— SET PROBLEM —
Each line containing the word "color" must be reported.
* Begin *
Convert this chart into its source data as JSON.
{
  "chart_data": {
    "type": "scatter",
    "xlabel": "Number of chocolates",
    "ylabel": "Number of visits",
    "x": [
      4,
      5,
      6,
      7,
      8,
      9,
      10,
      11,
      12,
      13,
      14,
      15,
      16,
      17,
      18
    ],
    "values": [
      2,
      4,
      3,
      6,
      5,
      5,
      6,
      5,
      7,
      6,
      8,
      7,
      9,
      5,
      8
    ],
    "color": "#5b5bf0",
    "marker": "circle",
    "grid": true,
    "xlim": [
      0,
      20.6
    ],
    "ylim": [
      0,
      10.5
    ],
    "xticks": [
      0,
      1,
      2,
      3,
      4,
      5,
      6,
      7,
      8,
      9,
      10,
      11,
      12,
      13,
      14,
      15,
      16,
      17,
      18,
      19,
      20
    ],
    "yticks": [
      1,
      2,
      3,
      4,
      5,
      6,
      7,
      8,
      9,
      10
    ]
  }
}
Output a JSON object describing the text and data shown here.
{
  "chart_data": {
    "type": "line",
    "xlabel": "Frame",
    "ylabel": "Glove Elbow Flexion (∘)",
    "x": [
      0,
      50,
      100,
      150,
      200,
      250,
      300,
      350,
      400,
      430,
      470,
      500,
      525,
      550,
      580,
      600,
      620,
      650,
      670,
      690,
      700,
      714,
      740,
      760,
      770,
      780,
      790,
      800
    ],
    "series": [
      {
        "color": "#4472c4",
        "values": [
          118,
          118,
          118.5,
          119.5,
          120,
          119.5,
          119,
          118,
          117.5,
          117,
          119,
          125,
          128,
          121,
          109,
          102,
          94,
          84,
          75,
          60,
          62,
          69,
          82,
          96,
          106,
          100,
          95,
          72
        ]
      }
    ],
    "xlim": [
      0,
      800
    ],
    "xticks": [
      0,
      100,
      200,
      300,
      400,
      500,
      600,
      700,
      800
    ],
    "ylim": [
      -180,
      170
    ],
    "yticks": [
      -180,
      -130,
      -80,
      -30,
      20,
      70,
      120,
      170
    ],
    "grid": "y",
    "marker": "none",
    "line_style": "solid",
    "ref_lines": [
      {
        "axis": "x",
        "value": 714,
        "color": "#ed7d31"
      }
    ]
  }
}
* End *
— RESULT BELOW —
    "color": "#5b5bf0",
        "color": "#4472c4",
        "color": "#ed7d31"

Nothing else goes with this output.